(Stored data entries)
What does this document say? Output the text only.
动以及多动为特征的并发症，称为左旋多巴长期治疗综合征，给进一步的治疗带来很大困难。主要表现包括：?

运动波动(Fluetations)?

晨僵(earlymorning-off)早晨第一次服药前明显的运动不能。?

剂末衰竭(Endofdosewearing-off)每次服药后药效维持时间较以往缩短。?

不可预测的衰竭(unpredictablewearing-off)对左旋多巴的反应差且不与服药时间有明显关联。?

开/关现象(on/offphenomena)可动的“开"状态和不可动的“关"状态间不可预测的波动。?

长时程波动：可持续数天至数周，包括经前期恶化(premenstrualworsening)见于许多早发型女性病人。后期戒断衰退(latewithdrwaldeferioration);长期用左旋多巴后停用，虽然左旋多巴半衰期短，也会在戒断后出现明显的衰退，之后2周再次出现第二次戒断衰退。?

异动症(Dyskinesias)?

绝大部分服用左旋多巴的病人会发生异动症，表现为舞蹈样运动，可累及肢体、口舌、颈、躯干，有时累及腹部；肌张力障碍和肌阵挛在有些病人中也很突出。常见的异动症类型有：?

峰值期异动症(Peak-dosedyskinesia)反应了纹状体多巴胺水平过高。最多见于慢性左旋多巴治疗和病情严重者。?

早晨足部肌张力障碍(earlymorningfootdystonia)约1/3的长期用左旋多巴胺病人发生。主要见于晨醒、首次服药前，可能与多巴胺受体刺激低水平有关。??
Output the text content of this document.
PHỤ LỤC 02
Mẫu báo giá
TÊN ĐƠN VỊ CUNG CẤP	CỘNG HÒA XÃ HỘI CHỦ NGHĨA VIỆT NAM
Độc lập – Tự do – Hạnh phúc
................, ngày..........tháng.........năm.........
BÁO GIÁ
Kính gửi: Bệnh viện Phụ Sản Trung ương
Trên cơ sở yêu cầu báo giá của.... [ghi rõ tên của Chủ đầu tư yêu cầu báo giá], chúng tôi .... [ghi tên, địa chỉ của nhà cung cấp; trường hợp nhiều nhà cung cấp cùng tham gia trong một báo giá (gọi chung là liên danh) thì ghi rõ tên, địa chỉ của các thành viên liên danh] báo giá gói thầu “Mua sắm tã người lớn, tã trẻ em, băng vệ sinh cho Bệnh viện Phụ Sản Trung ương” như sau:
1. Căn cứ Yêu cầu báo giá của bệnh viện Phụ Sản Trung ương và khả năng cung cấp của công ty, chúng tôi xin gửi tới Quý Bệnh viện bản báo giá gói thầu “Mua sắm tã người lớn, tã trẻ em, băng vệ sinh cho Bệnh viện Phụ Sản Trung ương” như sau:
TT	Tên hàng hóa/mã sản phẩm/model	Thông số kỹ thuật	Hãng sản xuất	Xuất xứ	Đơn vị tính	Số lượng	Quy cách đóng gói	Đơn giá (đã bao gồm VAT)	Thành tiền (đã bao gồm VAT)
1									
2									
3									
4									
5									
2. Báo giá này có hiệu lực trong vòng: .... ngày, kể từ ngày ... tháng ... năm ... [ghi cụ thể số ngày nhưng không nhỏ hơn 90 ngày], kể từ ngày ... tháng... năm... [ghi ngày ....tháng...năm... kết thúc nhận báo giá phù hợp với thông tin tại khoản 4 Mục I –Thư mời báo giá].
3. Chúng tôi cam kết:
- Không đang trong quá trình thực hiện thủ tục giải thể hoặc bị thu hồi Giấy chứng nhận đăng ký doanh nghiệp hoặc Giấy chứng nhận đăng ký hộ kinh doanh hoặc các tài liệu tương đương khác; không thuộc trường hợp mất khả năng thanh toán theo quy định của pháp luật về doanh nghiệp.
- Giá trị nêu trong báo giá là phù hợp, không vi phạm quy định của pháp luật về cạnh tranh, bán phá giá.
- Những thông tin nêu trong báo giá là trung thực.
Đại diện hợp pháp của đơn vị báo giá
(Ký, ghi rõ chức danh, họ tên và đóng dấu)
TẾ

Stated problem:
How many of the lines above contain the string "ngày"? Give the number only.

The answer:
2